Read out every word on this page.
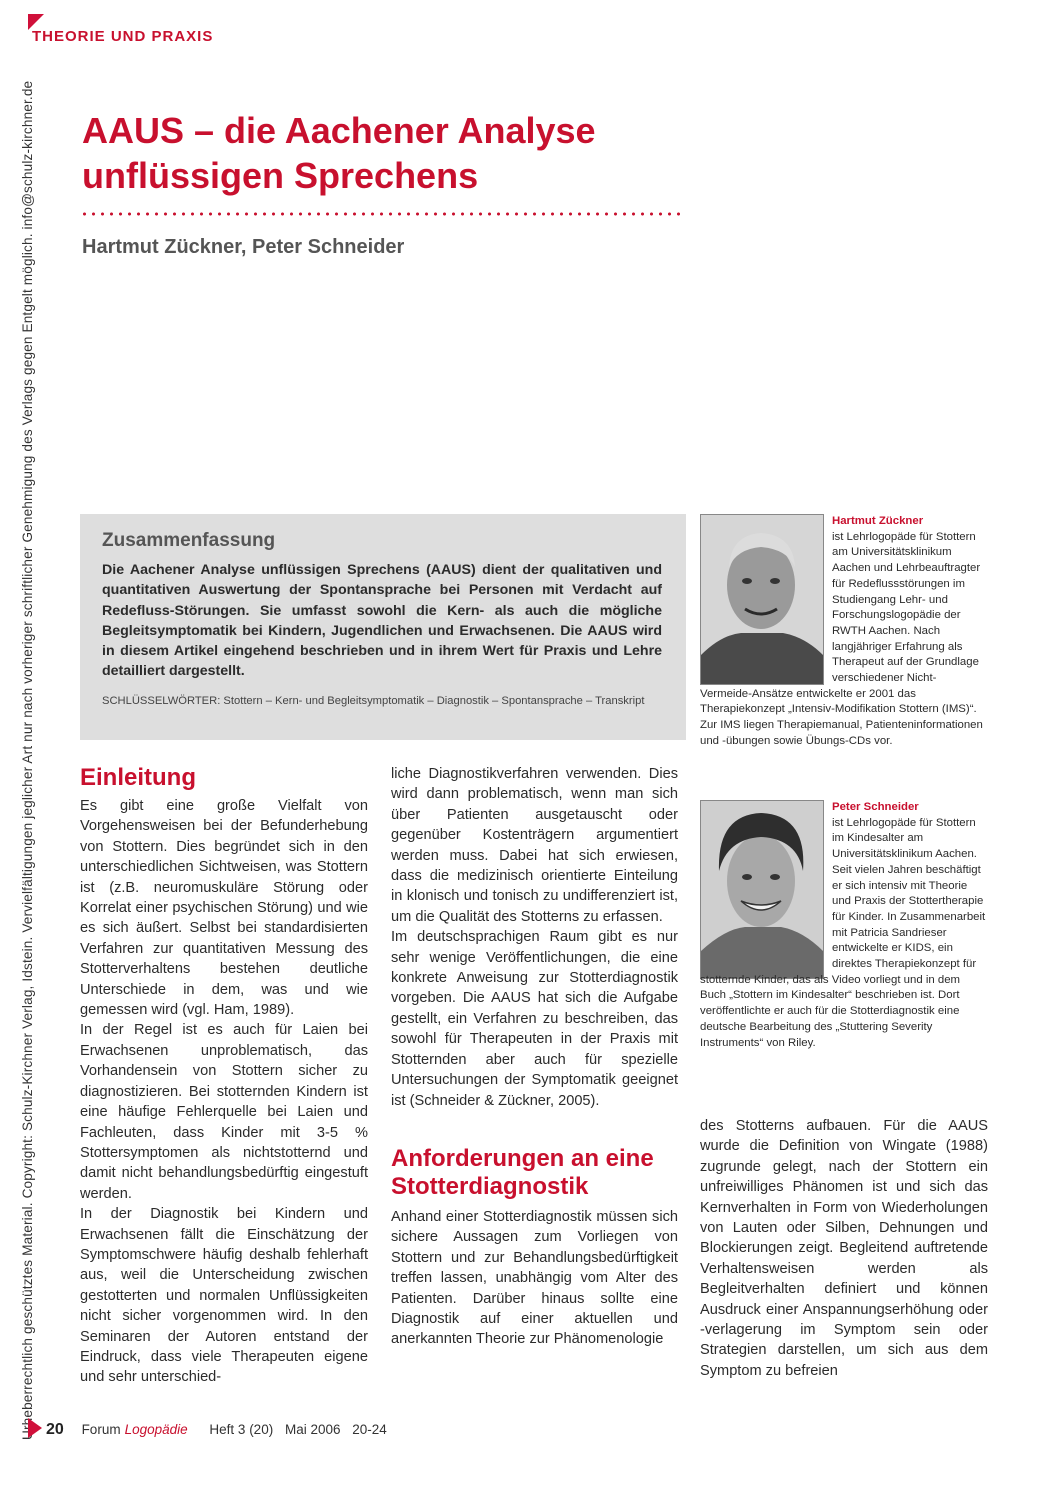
THEORIE UND PRAXIS
Urheberrechtlich geschütztes Material. Copyright: Schulz-Kirchner Verlag, Idstein. Vervielfältigungen jeglicher Art nur nach vorheriger schriftlicher Genehmigung des Verlags gegen Entgelt möglich. info@schulz-kirchner.de AAUS – die Aachener Analyse
unflüssigen Sprechens
Hartmut Zückner, Peter Schneider
Zusammenfassung

Die Aachener Analyse unflüssigen Sprechens (AAUS) dient der qualitativen und quantitativen Auswertung der Spontansprache bei Personen mit Verdacht auf Redefluss-Störungen. Sie umfasst sowohl die Kern- als auch die mögliche Begleitsymptomatik bei Kindern, Jugendlichen und Erwachsenen. Die AAUS wird in diesem Artikel eingehend beschrieben und in ihrem Wert für Praxis und Lehre detailliert dargestellt.

SCHLÜSSELWÖRTER: Stottern – Kern- und Begleitsymptomatik – Diagnostik – Spontansprache – Transkript

Hartmut Zückner
ist Lehrlogopäde für Stottern am Universitätsklinikum Aachen und Lehrbeauftragter für Redeflussstörungen im Studiengang Lehr- und Forschungslogopädie der RWTH Aachen. Nach langjähriger Erfahrung als Therapeut auf der Grundlage verschiedener Nicht-Vermeide-Ansätze entwickelte er 2001 das Therapiekonzept „Intensiv-Modifikation Stottern (IMS)“. Zur IMS liegen Therapiemanual, Patienteninformationen und -übungen sowie Übungs-CDs vor.
Peter Schneider
ist Lehrlogopäde für Stottern im Kindesalter am Universitätsklinikum Aachen. Seit vielen Jahren beschäftigt er sich intensiv mit Theorie und Praxis der Stottertherapie für Kinder. In Zusammenarbeit mit Patricia Sandrieser entwickelte er KIDS, ein direktes Therapiekonzept für stotternde Kinder, das als Video vorliegt und in dem Buch „Stottern im Kindesalter“ beschrieben ist. Dort veröffentlichte er auch für die Stotterdiagnostik eine deutsche Bearbeitung des „Stuttering Severity Instruments“ von Riley.
Einleitung

Es gibt eine große Vielfalt von Vorgehensweisen bei der Befunderhebung von Stottern. Dies begründet sich in den unterschiedlichen Sichtweisen, was Stottern ist (z.B. neuromuskuläre Störung oder Korrelat einer psychischen Störung) und wie es sich äußert. Selbst bei standardisierten Verfahren zur quantitativen Messung des Stotterverhaltens bestehen deutliche Unterschiede in dem, was und wie gemessen wird (vgl. Ham, 1989).

In der Regel ist es auch für Laien bei Erwachsenen unproblematisch, das Vorhandensein von Stottern sicher zu diagnostizieren. Bei stotternden Kindern ist eine häufige Fehlerquelle bei Laien und Fachleuten, dass Kinder mit 3-5 % Stottersymptomen als nichtstotternd und damit nicht behandlungsbedürftig eingestuft werden.

In der Diagnostik bei Kindern und Erwachsenen fällt die Einschätzung der Symptomschwere häufig deshalb fehlerhaft aus, weil die Unterscheidung zwischen gestotterten und normalen Unflüssigkeiten nicht sicher vorgenommen wird. In den Seminaren der Autoren entstand der Eindruck, dass viele Therapeuten eigene und sehr unterschied-

liche Diagnostikverfahren verwenden. Dies wird dann problematisch, wenn man sich über Patienten ausgetauscht oder gegenüber Kostenträgern argumentiert werden muss. Dabei hat sich erwiesen, dass die medizinisch orientierte Einteilung in klonisch und tonisch zu undifferenziert ist, um die Qualität des Stotterns zu erfassen.

Im deutschsprachigen Raum gibt es nur sehr wenige Veröffentlichungen, die eine konkrete Anweisung zur Stotterdiagnostik vorgeben. Die AAUS hat sich die Aufgabe gestellt, ein Verfahren zu beschreiben, das sowohl für Therapeuten in der Praxis mit Stotternden aber auch für spezielle Untersuchungen der Symptomatik geeignet ist (Schneider & Zückner, 2005).

Anforderungen an eine
Stotterdiagnostik

Anhand einer Stotterdiagnostik müssen sich sichere Aussagen zum Vorliegen von Stottern und zur Behandlungsbedürftigkeit treffen lassen, unabhängig vom Alter des Patienten. Darüber hinaus sollte eine Diagnostik auf einer aktuellen und anerkannten Theorie zur Phänomenologie

des Stotterns aufbauen. Für die AAUS wurde die Definition von Wingate (1988) zugrunde gelegt, nach der Stottern ein unfreiwilliges Phänomen ist und sich das Kernverhalten in Form von Wiederholungen von Lauten oder Silben, Dehnungen und Blockierungen zeigt. Begleitend auftretende Verhaltensweisen werden als Begleitverhalten definiert und können Ausdruck einer Anspannungserhöhung oder -verlagerung im Symptom sein oder Strategien darstellen, um sich aus dem Symptom zu befreien

20 Forum Logopädie Heft 3 (20) Mai 2006 20-24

----------

Please set the data above down exactly, with the pictures removed.

= Solution =
Read out every word on this page.
THEORIE UND PRAXIS
Urheberrechtlich geschütztes Material. Copyright: Schulz-Kirchner Verlag, Idstein. Vervielfältigungen jeglicher Art nur nach vorheriger schriftlicher Genehmigung des Verlags gegen Entgelt möglich. info@schulz-kirchner.de AAUS – die Aachener Analyse
unflüssigen Sprechens
Hartmut Zückner, Peter Schneider
Zusammenfassung

Die Aachener Analyse unflüssigen Sprechens (AAUS) dient der qualitativen und quantitativen Auswertung der Spontansprache bei Personen mit Verdacht auf Redefluss-Störungen. Sie umfasst sowohl die Kern- als auch die mögliche Begleitsymptomatik bei Kindern, Jugendlichen und Erwachsenen. Die AAUS wird in diesem Artikel eingehend beschrieben und in ihrem Wert für Praxis und Lehre detailliert dargestellt.

SCHLÜSSELWÖRTER: Stottern – Kern- und Begleitsymptomatik – Diagnostik – Spontansprache – Transkript

Hartmut Zückner
ist Lehrlogopäde für Stottern am Universitätsklinikum Aachen und Lehrbeauftragter für Redeflussstörungen im Studiengang Lehr- und Forschungslogopädie der RWTH Aachen. Nach langjähriger Erfahrung als Therapeut auf der Grundlage verschiedener Nicht-Vermeide-Ansätze entwickelte er 2001 das Therapiekonzept „Intensiv-Modifikation Stottern (IMS)“. Zur IMS liegen Therapiemanual, Patienteninformationen und -übungen sowie Übungs-CDs vor.
Peter Schneider
ist Lehrlogopäde für Stottern im Kindesalter am Universitätsklinikum Aachen. Seit vielen Jahren beschäftigt er sich intensiv mit Theorie und Praxis der Stottertherapie für Kinder. In Zusammenarbeit mit Patricia Sandrieser entwickelte er KIDS, ein direktes Therapiekonzept für stotternde Kinder, das als Video vorliegt und in dem Buch „Stottern im Kindesalter“ beschrieben ist. Dort veröffentlichte er auch für die Stotterdiagnostik eine deutsche Bearbeitung des „Stuttering Severity Instruments“ von Riley.
Einleitung

Es gibt eine große Vielfalt von Vorgehensweisen bei der Befunderhebung von Stottern. Dies begründet sich in den unterschiedlichen Sichtweisen, was Stottern ist (z.B. neuromuskuläre Störung oder Korrelat einer psychischen Störung) und wie es sich äußert. Selbst bei standardisierten Verfahren zur quantitativen Messung des Stotterverhaltens bestehen deutliche Unterschiede in dem, was und wie gemessen wird (vgl. Ham, 1989).

In der Regel ist es auch für Laien bei Erwachsenen unproblematisch, das Vorhandensein von Stottern sicher zu diagnostizieren. Bei stotternden Kindern ist eine häufige Fehlerquelle bei Laien und Fachleuten, dass Kinder mit 3-5 % Stottersymptomen als nichtstotternd und damit nicht behandlungsbedürftig eingestuft werden.

In der Diagnostik bei Kindern und Erwachsenen fällt die Einschätzung der Symptomschwere häufig deshalb fehlerhaft aus, weil die Unterscheidung zwischen gestotterten und normalen Unflüssigkeiten nicht sicher vorgenommen wird. In den Seminaren der Autoren entstand der Eindruck, dass viele Therapeuten eigene und sehr unterschied-

liche Diagnostikverfahren verwenden. Dies wird dann problematisch, wenn man sich über Patienten ausgetauscht oder gegenüber Kostenträgern argumentiert werden muss. Dabei hat sich erwiesen, dass die medizinisch orientierte Einteilung in klonisch und tonisch zu undifferenziert ist, um die Qualität des Stotterns zu erfassen.

Im deutschsprachigen Raum gibt es nur sehr wenige Veröffentlichungen, die eine konkrete Anweisung zur Stotterdiagnostik vorgeben. Die AAUS hat sich die Aufgabe gestellt, ein Verfahren zu beschreiben, das sowohl für Therapeuten in der Praxis mit Stotternden aber auch für spezielle Untersuchungen der Symptomatik geeignet ist (Schneider & Zückner, 2005).

Anforderungen an eine
Stotterdiagnostik

Anhand einer Stotterdiagnostik müssen sich sichere Aussagen zum Vorliegen von Stottern und zur Behandlungsbedürftigkeit treffen lassen, unabhängig vom Alter des Patienten. Darüber hinaus sollte eine Diagnostik auf einer aktuellen und anerkannten Theorie zur Phänomenologie

des Stotterns aufbauen. Für die AAUS wurde die Definition von Wingate (1988) zugrunde gelegt, nach der Stottern ein unfreiwilliges Phänomen ist und sich das Kernverhalten in Form von Wiederholungen von Lauten oder Silben, Dehnungen und Blockierungen zeigt. Begleitend auftretende Verhaltensweisen werden als Begleitverhalten definiert und können Ausdruck einer Anspannungserhöhung oder -verlagerung im Symptom sein oder Strategien darstellen, um sich aus dem Symptom zu befreien

20 Forum Logopädie Heft 3 (20) Mai 2006 20-24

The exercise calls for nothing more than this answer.